Stated task = Go through the material below and copy all lines with "title".

--

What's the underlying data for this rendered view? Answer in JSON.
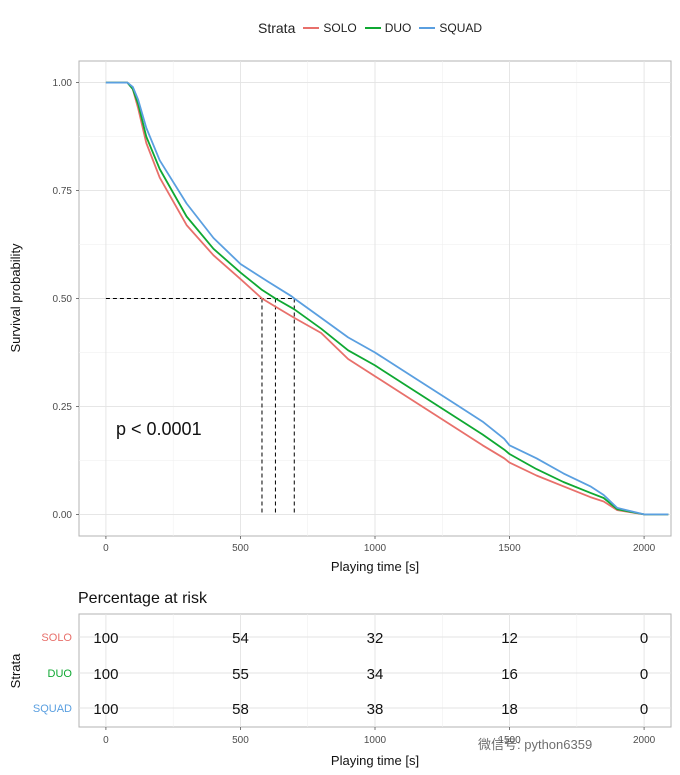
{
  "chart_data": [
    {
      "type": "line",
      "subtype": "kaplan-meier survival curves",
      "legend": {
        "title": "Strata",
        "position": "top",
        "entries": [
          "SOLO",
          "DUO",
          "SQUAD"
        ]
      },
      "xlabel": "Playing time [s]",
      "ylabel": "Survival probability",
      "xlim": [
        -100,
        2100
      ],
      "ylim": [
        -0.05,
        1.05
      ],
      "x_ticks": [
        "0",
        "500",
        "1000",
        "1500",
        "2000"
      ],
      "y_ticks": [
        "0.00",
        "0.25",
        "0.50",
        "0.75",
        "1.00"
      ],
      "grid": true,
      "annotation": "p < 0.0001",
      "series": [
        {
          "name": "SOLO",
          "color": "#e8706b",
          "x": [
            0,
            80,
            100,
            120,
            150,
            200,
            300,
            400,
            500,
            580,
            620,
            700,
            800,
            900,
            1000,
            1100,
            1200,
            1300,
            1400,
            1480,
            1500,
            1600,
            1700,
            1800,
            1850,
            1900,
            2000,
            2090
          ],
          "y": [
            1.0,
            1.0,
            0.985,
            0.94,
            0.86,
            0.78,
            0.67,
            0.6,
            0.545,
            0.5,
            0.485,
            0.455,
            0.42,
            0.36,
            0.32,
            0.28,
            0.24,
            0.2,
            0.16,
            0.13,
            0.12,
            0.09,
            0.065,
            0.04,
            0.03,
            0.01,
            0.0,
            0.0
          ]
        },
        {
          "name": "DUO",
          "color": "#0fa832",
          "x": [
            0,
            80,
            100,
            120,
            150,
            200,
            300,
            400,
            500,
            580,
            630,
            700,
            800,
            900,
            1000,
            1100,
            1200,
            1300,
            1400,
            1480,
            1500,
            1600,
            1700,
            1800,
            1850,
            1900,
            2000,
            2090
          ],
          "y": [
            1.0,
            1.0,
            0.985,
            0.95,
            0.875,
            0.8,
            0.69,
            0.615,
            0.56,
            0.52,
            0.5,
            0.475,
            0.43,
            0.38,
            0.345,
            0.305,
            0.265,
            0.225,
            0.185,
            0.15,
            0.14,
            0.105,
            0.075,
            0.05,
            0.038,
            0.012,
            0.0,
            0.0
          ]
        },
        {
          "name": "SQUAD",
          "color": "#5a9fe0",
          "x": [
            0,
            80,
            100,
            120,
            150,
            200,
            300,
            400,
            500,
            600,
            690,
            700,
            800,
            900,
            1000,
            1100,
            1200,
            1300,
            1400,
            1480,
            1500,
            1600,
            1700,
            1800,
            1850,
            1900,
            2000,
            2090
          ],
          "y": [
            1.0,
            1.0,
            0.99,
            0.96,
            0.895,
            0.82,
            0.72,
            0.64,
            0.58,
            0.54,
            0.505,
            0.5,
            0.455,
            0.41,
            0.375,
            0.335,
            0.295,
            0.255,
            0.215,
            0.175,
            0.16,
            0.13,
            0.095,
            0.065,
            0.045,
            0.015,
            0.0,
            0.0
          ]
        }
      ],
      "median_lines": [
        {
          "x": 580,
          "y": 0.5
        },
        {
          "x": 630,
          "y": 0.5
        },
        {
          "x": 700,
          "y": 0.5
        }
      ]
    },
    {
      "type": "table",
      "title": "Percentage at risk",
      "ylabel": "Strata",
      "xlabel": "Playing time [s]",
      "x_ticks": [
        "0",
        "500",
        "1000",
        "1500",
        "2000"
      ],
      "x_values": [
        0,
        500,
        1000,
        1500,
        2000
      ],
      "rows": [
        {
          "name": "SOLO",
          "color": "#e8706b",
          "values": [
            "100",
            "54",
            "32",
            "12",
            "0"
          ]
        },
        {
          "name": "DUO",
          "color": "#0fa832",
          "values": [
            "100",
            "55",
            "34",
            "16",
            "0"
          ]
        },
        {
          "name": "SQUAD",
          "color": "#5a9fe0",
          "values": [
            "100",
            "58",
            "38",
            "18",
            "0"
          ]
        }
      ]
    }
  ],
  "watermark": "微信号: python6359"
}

--

Task solution =
        "title": "Strata",
      "title": "Percentage at risk",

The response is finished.